Description of the task >> Write each line out again exactly as written.

+++++

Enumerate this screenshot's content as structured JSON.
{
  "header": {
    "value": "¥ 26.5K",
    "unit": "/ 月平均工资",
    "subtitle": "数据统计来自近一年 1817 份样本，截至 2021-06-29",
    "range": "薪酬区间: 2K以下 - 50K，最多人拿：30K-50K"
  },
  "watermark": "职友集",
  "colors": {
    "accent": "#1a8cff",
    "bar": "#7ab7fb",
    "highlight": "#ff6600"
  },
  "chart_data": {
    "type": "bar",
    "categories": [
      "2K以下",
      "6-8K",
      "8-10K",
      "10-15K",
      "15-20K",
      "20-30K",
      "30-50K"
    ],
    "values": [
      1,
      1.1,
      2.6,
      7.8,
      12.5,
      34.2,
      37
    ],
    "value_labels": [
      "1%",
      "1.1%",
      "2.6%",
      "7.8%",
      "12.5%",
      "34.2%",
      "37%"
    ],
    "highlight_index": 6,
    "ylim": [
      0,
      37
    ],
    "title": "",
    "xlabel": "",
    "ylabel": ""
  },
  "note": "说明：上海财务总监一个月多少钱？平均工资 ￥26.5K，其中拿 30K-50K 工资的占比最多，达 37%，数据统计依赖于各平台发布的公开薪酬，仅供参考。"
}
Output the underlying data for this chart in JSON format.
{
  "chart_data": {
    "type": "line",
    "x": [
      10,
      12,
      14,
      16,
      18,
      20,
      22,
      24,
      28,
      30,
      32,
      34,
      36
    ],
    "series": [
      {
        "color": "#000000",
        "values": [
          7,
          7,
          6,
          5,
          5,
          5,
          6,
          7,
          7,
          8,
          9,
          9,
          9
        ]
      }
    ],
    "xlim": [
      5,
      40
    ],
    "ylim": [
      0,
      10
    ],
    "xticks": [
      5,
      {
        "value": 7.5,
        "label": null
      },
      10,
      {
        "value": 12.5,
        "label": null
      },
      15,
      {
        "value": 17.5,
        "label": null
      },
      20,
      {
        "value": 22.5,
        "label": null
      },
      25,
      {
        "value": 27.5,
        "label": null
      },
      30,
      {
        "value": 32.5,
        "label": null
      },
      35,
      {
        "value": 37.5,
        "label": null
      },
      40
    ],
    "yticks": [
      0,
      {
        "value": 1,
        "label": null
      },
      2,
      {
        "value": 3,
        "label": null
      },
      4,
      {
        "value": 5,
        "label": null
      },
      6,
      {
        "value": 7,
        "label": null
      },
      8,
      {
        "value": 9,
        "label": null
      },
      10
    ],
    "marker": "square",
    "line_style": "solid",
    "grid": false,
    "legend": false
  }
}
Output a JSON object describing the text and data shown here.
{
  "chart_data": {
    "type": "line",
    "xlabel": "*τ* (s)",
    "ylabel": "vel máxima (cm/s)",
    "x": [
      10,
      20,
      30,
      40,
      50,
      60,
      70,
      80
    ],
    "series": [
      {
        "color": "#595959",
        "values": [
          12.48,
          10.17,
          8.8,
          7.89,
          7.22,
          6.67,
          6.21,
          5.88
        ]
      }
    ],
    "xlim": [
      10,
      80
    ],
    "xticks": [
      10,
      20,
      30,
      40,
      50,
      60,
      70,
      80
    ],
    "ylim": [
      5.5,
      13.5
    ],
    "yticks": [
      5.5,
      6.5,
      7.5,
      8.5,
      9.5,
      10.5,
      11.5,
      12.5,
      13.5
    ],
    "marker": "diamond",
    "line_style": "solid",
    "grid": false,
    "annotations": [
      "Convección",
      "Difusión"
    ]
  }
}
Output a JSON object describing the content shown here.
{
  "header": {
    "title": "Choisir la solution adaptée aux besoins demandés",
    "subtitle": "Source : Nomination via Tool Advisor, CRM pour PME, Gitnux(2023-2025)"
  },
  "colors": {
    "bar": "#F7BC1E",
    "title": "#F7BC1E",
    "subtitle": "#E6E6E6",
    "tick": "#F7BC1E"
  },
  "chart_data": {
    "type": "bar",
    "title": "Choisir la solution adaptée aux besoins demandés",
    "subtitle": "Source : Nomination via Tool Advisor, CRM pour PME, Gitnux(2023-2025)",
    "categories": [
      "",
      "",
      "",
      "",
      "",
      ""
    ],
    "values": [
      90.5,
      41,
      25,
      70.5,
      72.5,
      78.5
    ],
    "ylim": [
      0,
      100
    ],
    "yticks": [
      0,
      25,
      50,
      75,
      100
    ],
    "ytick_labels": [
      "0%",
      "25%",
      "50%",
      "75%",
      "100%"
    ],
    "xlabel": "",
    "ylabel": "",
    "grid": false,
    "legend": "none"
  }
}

+++++

Output below >>
Enumerate this screenshot's content as structured JSON.
{
  "header": {
    "value": "¥ 26.5K",
    "unit": "/ 月平均工资",
    "subtitle": "数据统计来自近一年 1817 份样本，截至 2021-06-29",
    "range": "薪酬区间: 2K以下 - 50K，最多人拿：30K-50K"
  },
  "watermark": "职友集",
  "colors": {
    "accent": "#1a8cff",
    "bar": "#7ab7fb",
    "highlight": "#ff6600"
  },
  "chart_data": {
    "type": "bar",
    "categories": [
      "2K以下",
      "6-8K",
      "8-10K",
      "10-15K",
      "15-20K",
      "20-30K",
      "30-50K"
    ],
    "values": [
      1,
      1.1,
      2.6,
      7.8,
      12.5,
      34.2,
      37
    ],
    "value_labels": [
      "1%",
      "1.1%",
      "2.6%",
      "7.8%",
      "12.5%",
      "34.2%",
      "37%"
    ],
    "highlight_index": 6,
    "ylim": [
      0,
      37
    ],
    "title": "",
    "xlabel": "",
    "ylabel": ""
  },
  "note": "说明：上海财务总监一个月多少钱？平均工资 ￥26.5K，其中拿 30K-50K 工资的占比最多，达 37%，数据统计依赖于各平台发布的公开薪酬，仅供参考。"
}
Output the underlying data for this chart in JSON format.
{
  "chart_data": {
    "type": "line",
    "x": [
      10,
      12,
      14,
      16,
      18,
      20,
      22,
      24,
      28,
      30,
      32,
      34,
      36
    ],
    "series": [
      {
        "color": "#000000",
        "values": [
          7,
          7,
          6,
          5,
          5,
          5,
          6,
          7,
          7,
          8,
          9,
          9,
          9
        ]
      }
    ],
    "xlim": [
      5,
      40
    ],
    "ylim": [
      0,
      10
    ],
    "xticks": [
      5,
      {
        "value": 7.5,
        "label": null
      },
      10,
      {
        "value": 12.5,
        "label": null
      },
      15,
      {
        "value": 17.5,
        "label": null
      },
      20,
      {
        "value": 22.5,
        "label": null
      },
      25,
      {
        "value": 27.5,
        "label": null
      },
      30,
      {
        "value": 32.5,
        "label": null
      },
      35,
      {
        "value": 37.5,
        "label": null
      },
      40
    ],
    "yticks": [
      0,
      {
        "value": 1,
        "label": null
      },
      2,
      {
        "value": 3,
        "label": null
      },
      4,
      {
        "value": 5,
        "label": null
      },
      6,
      {
        "value": 7,
        "label": null
      },
      8,
      {
        "value": 9,
        "label": null
      },
      10
    ],
    "marker": "square",
    "line_style": "solid",
    "grid": false,
    "legend": false
  }
}
Output a JSON object describing the text and data shown here.
{
  "chart_data": {
    "type": "line",
    "xlabel": "*τ* (s)",
    "ylabel": "vel máxima (cm/s)",
    "x": [
      10,
      20,
      30,
      40,
      50,
      60,
      70,
      80
    ],
    "series": [
      {
        "color": "#595959",
        "values": [
          12.48,
          10.17,
          8.8,
          7.89,
          7.22,
          6.67,
          6.21,
          5.88
        ]
      }
    ],
    "xlim": [
      10,
      80
    ],
    "xticks": [
      10,
      20,
      30,
      40,
      50,
      60,
      70,
      80
    ],
    "ylim": [
      5.5,
      13.5
    ],
    "yticks": [
      5.5,
      6.5,
      7.5,
      8.5,
      9.5,
      10.5,
      11.5,
      12.5,
      13.5
    ],
    "marker": "diamond",
    "line_style": "solid",
    "grid": false,
    "annotations": [
      "Convección",
      "Difusión"
    ]
  }
}
Output a JSON object describing the content shown here.
{
  "header": {
    "title": "Choisir la solution adaptée aux besoins demandés",
    "subtitle": "Source : Nomination via Tool Advisor, CRM pour PME, Gitnux(2023-2025)"
  },
  "colors": {
    "bar": "#F7BC1E",
    "title": "#F7BC1E",
    "subtitle": "#E6E6E6",
    "tick": "#F7BC1E"
  },
  "chart_data": {
    "type": "bar",
    "title": "Choisir la solution adaptée aux besoins demandés",
    "subtitle": "Source : Nomination via Tool Advisor, CRM pour PME, Gitnux(2023-2025)",
    "categories": [
      "",
      "",
      "",
      "",
      "",
      ""
    ],
    "values": [
      90.5,
      41,
      25,
      70.5,
      72.5,
      78.5
    ],
    "ylim": [
      0,
      100
    ],
    "yticks": [
      0,
      25,
      50,
      75,
      100
    ],
    "ytick_labels": [
      "0%",
      "25%",
      "50%",
      "75%",
      "100%"
    ],
    "xlabel": "",
    "ylabel": "",
    "grid": false,
    "legend": "none"
  }
}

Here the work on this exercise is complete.